§ **EXERCISE**: From the entries below, copy every line holding the word "CLOSE".

## Start RECORDS SUPPLIED

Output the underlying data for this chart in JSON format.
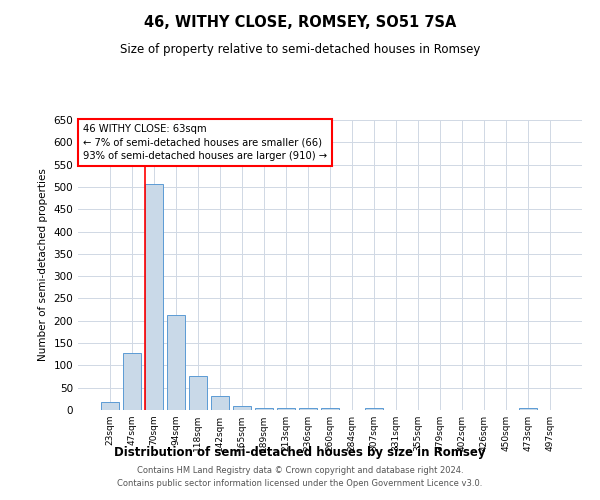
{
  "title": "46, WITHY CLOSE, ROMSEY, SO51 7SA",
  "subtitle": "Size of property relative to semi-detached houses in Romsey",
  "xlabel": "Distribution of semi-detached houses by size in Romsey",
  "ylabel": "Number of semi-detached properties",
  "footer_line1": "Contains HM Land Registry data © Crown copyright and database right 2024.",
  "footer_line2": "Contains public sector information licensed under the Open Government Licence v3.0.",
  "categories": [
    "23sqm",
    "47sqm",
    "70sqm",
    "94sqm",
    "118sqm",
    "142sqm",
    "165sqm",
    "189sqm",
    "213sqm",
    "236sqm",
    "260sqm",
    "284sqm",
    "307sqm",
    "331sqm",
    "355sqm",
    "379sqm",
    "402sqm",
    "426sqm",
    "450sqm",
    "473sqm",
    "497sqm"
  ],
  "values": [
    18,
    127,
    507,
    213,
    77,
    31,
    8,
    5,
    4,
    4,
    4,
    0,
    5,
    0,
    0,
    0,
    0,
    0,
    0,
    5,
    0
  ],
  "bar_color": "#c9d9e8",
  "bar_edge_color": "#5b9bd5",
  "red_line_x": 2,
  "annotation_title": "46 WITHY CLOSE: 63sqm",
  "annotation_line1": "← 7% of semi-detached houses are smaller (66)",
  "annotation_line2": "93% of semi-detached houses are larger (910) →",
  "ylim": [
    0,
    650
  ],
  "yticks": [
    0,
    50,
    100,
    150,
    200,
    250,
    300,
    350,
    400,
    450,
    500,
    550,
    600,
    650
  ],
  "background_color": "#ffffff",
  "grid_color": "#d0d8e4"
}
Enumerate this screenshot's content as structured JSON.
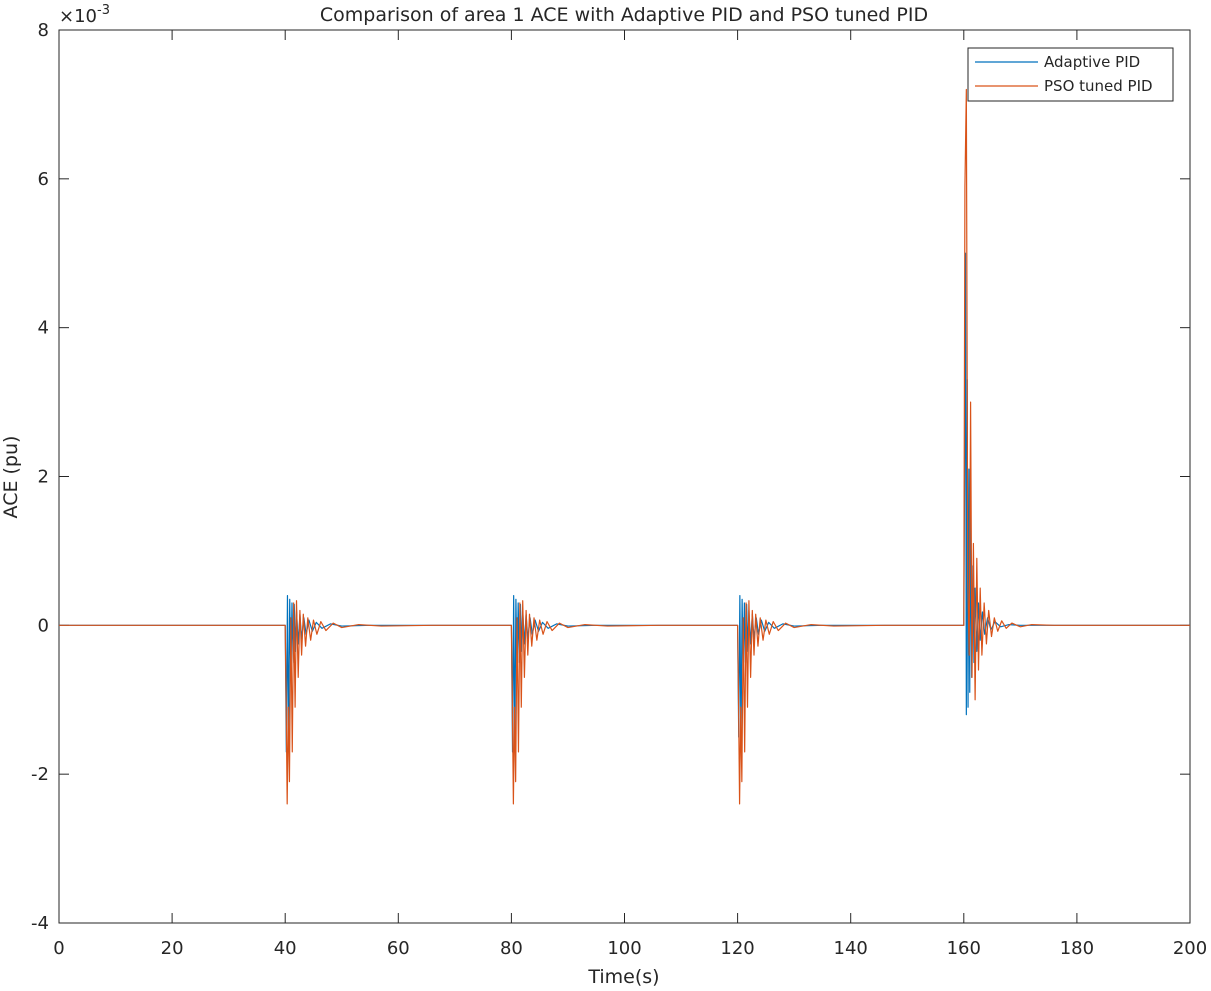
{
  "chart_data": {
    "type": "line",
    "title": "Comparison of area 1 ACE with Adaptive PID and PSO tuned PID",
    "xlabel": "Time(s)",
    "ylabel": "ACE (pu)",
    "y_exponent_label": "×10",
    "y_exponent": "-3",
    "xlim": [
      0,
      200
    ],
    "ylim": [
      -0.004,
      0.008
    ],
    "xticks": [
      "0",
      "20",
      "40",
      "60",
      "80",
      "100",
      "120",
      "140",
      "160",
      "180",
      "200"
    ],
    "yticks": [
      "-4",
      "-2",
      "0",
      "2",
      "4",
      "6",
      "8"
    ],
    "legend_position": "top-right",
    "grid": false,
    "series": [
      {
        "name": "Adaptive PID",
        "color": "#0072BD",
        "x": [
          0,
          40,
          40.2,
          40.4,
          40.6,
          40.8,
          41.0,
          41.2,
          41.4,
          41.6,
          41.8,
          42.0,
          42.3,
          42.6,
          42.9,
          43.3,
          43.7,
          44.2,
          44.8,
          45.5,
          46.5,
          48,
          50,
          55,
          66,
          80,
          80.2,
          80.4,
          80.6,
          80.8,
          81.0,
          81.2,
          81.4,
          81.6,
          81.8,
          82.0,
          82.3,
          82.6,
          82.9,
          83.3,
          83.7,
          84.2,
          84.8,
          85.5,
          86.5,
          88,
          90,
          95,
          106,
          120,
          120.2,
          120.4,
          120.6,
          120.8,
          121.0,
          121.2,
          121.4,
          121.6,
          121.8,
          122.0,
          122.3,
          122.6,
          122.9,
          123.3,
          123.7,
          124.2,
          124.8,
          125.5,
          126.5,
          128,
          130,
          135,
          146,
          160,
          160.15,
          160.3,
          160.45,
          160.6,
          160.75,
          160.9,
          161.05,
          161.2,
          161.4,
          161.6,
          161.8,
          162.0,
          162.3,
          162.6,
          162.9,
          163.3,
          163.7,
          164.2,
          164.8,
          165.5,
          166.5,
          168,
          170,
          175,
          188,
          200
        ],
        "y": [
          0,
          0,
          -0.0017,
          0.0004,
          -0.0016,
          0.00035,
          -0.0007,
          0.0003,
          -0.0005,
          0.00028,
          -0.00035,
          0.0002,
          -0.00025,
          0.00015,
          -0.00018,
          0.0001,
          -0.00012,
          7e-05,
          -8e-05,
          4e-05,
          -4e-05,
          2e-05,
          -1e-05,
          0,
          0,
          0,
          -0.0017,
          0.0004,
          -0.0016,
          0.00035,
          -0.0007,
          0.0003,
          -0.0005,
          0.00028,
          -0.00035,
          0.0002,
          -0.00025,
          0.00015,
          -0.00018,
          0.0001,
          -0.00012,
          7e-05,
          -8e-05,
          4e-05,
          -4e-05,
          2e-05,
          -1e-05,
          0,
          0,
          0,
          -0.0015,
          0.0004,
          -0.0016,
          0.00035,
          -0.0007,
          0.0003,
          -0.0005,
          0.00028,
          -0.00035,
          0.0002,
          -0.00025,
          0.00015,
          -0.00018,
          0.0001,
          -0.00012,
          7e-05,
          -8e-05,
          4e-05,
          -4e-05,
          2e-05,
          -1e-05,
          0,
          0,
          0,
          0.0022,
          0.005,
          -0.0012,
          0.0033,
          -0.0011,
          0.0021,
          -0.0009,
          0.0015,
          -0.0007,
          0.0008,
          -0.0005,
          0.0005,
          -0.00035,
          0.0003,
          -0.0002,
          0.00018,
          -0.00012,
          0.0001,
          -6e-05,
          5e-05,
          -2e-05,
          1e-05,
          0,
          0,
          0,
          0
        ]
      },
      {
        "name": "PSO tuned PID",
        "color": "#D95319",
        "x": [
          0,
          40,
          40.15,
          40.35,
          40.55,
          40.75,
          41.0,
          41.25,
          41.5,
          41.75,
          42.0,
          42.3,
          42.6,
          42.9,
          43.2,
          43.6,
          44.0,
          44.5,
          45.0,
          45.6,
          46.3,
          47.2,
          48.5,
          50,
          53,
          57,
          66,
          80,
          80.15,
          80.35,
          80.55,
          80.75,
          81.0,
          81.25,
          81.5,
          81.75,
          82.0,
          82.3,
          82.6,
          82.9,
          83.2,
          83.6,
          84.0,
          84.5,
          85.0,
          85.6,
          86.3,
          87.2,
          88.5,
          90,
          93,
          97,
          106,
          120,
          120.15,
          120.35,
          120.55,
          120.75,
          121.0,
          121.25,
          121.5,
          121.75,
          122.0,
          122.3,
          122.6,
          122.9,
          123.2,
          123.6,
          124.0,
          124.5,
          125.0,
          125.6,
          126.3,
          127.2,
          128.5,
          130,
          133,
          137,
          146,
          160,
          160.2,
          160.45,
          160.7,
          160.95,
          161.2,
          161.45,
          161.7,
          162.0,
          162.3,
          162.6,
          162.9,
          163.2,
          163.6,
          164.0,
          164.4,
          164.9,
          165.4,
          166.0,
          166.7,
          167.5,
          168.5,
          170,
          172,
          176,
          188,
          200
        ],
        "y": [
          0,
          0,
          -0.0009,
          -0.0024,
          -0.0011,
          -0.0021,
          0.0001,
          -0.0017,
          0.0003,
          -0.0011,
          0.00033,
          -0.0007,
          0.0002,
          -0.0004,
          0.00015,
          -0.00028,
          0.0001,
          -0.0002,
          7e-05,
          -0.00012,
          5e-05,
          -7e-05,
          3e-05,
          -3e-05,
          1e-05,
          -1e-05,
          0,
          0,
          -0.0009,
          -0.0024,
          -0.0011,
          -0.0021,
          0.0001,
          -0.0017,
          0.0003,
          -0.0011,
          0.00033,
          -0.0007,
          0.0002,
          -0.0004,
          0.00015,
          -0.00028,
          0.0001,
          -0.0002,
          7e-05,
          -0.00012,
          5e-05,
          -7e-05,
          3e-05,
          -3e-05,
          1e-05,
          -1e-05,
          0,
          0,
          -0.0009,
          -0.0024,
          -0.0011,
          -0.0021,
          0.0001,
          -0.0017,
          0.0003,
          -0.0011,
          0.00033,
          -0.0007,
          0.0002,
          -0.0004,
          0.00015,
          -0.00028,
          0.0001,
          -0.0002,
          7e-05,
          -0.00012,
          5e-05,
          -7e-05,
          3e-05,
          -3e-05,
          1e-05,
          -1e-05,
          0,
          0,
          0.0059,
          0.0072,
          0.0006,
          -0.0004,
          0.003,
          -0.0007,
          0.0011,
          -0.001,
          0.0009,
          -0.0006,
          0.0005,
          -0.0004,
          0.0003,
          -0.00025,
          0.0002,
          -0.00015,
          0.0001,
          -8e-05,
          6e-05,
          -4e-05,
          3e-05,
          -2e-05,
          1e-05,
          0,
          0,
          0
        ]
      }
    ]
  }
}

## End RECORDS SUPPLIED

§ **TASK ANSWER**:
  "title": "46, WITHY CLOSE, ROMSEY, SO51 7SA",
  "annotation_title": "46 WITHY CLOSE: 63sqm",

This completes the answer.